TASK ->
Images are excluded; otherwise, output every record exactly.

Saved entries:
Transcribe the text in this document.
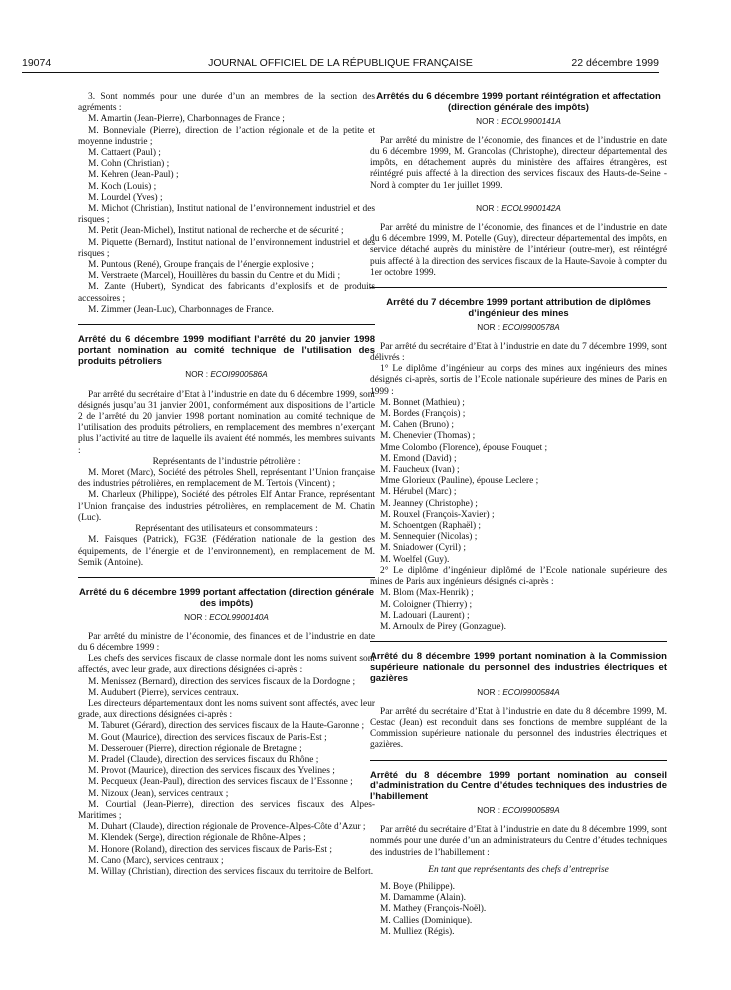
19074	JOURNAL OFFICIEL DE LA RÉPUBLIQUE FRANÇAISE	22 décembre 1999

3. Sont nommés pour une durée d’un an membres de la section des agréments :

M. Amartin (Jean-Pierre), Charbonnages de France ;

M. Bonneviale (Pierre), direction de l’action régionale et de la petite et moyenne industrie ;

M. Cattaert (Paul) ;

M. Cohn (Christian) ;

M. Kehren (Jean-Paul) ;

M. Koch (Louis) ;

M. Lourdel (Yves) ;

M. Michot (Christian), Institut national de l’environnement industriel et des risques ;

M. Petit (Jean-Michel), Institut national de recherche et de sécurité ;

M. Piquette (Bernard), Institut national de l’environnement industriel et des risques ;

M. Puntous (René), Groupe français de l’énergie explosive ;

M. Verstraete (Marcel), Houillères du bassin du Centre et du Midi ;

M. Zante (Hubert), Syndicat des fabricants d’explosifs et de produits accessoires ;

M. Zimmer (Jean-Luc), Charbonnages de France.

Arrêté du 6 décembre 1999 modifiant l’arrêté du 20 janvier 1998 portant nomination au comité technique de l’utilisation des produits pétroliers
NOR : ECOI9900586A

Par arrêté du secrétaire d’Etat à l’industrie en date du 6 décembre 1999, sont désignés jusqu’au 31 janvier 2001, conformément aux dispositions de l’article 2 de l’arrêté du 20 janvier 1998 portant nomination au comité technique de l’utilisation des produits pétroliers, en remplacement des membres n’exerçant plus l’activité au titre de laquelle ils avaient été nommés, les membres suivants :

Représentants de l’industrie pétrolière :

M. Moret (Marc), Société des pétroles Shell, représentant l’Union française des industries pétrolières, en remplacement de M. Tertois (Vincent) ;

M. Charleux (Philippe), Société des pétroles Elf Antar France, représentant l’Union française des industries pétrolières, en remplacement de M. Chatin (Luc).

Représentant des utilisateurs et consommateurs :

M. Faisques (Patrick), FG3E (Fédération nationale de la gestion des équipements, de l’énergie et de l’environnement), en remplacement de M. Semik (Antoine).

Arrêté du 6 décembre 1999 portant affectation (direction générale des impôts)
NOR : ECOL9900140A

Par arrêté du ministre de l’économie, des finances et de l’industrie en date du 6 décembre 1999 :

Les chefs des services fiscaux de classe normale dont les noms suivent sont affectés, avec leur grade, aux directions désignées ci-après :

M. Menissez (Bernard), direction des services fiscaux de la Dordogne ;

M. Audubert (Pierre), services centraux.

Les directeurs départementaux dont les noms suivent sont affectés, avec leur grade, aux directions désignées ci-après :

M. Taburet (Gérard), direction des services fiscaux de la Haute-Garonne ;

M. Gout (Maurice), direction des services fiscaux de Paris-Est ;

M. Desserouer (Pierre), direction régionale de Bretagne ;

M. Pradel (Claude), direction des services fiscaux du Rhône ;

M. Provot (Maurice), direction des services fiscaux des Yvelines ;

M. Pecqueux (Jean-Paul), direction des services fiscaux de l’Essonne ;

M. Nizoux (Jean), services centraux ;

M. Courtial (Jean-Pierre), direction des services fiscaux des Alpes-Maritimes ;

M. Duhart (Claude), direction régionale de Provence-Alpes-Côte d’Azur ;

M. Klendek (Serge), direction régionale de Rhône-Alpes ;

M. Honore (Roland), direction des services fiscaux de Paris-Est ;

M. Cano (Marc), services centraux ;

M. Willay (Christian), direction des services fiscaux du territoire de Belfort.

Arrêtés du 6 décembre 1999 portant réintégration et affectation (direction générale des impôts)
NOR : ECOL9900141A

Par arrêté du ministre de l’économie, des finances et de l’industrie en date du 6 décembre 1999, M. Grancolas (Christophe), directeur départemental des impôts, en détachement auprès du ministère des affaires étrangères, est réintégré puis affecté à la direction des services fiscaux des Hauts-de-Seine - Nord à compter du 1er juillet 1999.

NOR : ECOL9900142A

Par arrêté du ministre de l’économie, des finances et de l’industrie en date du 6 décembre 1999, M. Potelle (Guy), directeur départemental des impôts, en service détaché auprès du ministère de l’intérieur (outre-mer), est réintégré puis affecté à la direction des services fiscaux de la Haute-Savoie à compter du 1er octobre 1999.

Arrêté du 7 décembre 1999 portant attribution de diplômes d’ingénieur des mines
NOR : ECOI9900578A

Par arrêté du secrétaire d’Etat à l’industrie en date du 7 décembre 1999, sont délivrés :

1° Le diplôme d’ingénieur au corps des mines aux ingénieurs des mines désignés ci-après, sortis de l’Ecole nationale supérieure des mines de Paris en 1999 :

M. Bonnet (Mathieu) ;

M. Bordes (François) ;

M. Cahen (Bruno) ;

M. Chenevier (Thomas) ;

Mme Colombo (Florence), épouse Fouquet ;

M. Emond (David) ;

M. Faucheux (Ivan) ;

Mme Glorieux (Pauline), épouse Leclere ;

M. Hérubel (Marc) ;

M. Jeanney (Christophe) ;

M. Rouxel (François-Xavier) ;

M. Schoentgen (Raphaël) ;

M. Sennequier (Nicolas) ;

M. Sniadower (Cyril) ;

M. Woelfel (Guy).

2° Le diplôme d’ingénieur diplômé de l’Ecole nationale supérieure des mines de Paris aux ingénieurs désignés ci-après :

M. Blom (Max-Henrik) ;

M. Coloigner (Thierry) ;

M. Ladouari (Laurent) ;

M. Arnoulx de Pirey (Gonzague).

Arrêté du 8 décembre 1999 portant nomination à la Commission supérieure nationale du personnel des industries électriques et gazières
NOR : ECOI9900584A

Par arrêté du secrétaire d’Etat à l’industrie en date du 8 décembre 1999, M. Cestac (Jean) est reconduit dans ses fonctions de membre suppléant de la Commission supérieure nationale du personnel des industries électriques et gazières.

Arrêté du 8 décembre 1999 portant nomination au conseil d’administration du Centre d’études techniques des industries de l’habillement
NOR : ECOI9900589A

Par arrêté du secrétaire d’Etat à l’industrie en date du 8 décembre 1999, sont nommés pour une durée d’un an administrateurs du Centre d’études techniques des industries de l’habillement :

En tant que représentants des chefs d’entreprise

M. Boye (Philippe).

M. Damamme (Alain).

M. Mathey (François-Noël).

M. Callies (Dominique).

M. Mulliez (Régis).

WRITTEN RESPONSE ->
Transcribe the text in this document.
19074	JOURNAL OFFICIEL DE LA RÉPUBLIQUE FRANÇAISE	22 décembre 1999

3. Sont nommés pour une durée d’un an membres de la section des agréments :

M. Amartin (Jean-Pierre), Charbonnages de France ;

M. Bonneviale (Pierre), direction de l’action régionale et de la petite et moyenne industrie ;

M. Cattaert (Paul) ;

M. Cohn (Christian) ;

M. Kehren (Jean-Paul) ;

M. Koch (Louis) ;

M. Lourdel (Yves) ;

M. Michot (Christian), Institut national de l’environnement industriel et des risques ;

M. Petit (Jean-Michel), Institut national de recherche et de sécurité ;

M. Piquette (Bernard), Institut national de l’environnement industriel et des risques ;

M. Puntous (René), Groupe français de l’énergie explosive ;

M. Verstraete (Marcel), Houillères du bassin du Centre et du Midi ;

M. Zante (Hubert), Syndicat des fabricants d’explosifs et de produits accessoires ;

M. Zimmer (Jean-Luc), Charbonnages de France.

Arrêté du 6 décembre 1999 modifiant l’arrêté du 20 janvier 1998 portant nomination au comité technique de l’utilisation des produits pétroliers
NOR : ECOI9900586A

Par arrêté du secrétaire d’Etat à l’industrie en date du 6 décembre 1999, sont désignés jusqu’au 31 janvier 2001, conformément aux dispositions de l’article 2 de l’arrêté du 20 janvier 1998 portant nomination au comité technique de l’utilisation des produits pétroliers, en remplacement des membres n’exerçant plus l’activité au titre de laquelle ils avaient été nommés, les membres suivants :

Représentants de l’industrie pétrolière :

M. Moret (Marc), Société des pétroles Shell, représentant l’Union française des industries pétrolières, en remplacement de M. Tertois (Vincent) ;

M. Charleux (Philippe), Société des pétroles Elf Antar France, représentant l’Union française des industries pétrolières, en remplacement de M. Chatin (Luc).

Représentant des utilisateurs et consommateurs :

M. Faisques (Patrick), FG3E (Fédération nationale de la gestion des équipements, de l’énergie et de l’environnement), en remplacement de M. Semik (Antoine).

Arrêté du 6 décembre 1999 portant affectation (direction générale des impôts)
NOR : ECOL9900140A

Par arrêté du ministre de l’économie, des finances et de l’industrie en date du 6 décembre 1999 :

Les chefs des services fiscaux de classe normale dont les noms suivent sont affectés, avec leur grade, aux directions désignées ci-après :

M. Menissez (Bernard), direction des services fiscaux de la Dordogne ;

M. Audubert (Pierre), services centraux.

Les directeurs départementaux dont les noms suivent sont affectés, avec leur grade, aux directions désignées ci-après :

M. Taburet (Gérard), direction des services fiscaux de la Haute-Garonne ;

M. Gout (Maurice), direction des services fiscaux de Paris-Est ;

M. Desserouer (Pierre), direction régionale de Bretagne ;

M. Pradel (Claude), direction des services fiscaux du Rhône ;

M. Provot (Maurice), direction des services fiscaux des Yvelines ;

M. Pecqueux (Jean-Paul), direction des services fiscaux de l’Essonne ;

M. Nizoux (Jean), services centraux ;

M. Courtial (Jean-Pierre), direction des services fiscaux des Alpes-Maritimes ;

M. Duhart (Claude), direction régionale de Provence-Alpes-Côte d’Azur ;

M. Klendek (Serge), direction régionale de Rhône-Alpes ;

M. Honore (Roland), direction des services fiscaux de Paris-Est ;

M. Cano (Marc), services centraux ;

M. Willay (Christian), direction des services fiscaux du territoire de Belfort.

Arrêtés du 6 décembre 1999 portant réintégration et affectation (direction générale des impôts)
NOR : ECOL9900141A

Par arrêté du ministre de l’économie, des finances et de l’industrie en date du 6 décembre 1999, M. Grancolas (Christophe), directeur départemental des impôts, en détachement auprès du ministère des affaires étrangères, est réintégré puis affecté à la direction des services fiscaux des Hauts-de-Seine - Nord à compter du 1er juillet 1999.

NOR : ECOL9900142A

Par arrêté du ministre de l’économie, des finances et de l’industrie en date du 6 décembre 1999, M. Potelle (Guy), directeur départemental des impôts, en service détaché auprès du ministère de l’intérieur (outre-mer), est réintégré puis affecté à la direction des services fiscaux de la Haute-Savoie à compter du 1er octobre 1999.

Arrêté du 7 décembre 1999 portant attribution de diplômes d’ingénieur des mines
NOR : ECOI9900578A

Par arrêté du secrétaire d’Etat à l’industrie en date du 7 décembre 1999, sont délivrés :

1° Le diplôme d’ingénieur au corps des mines aux ingénieurs des mines désignés ci-après, sortis de l’Ecole nationale supérieure des mines de Paris en 1999 :

M. Bonnet (Mathieu) ;

M. Bordes (François) ;

M. Cahen (Bruno) ;

M. Chenevier (Thomas) ;

Mme Colombo (Florence), épouse Fouquet ;

M. Emond (David) ;

M. Faucheux (Ivan) ;

Mme Glorieux (Pauline), épouse Leclere ;

M. Hérubel (Marc) ;

M. Jeanney (Christophe) ;

M. Rouxel (François-Xavier) ;

M. Schoentgen (Raphaël) ;

M. Sennequier (Nicolas) ;

M. Sniadower (Cyril) ;

M. Woelfel (Guy).

2° Le diplôme d’ingénieur diplômé de l’Ecole nationale supérieure des mines de Paris aux ingénieurs désignés ci-après :

M. Blom (Max-Henrik) ;

M. Coloigner (Thierry) ;

M. Ladouari (Laurent) ;

M. Arnoulx de Pirey (Gonzague).

Arrêté du 8 décembre 1999 portant nomination à la Commission supérieure nationale du personnel des industries électriques et gazières
NOR : ECOI9900584A

Par arrêté du secrétaire d’Etat à l’industrie en date du 8 décembre 1999, M. Cestac (Jean) est reconduit dans ses fonctions de membre suppléant de la Commission supérieure nationale du personnel des industries électriques et gazières.

Arrêté du 8 décembre 1999 portant nomination au conseil d’administration du Centre d’études techniques des industries de l’habillement
NOR : ECOI9900589A

Par arrêté du secrétaire d’Etat à l’industrie en date du 8 décembre 1999, sont nommés pour une durée d’un an administrateurs du Centre d’études techniques des industries de l’habillement :

En tant que représentants des chefs d’entreprise

M. Boye (Philippe).

M. Damamme (Alain).

M. Mathey (François-Noël).

M. Callies (Dominique).

M. Mulliez (Régis).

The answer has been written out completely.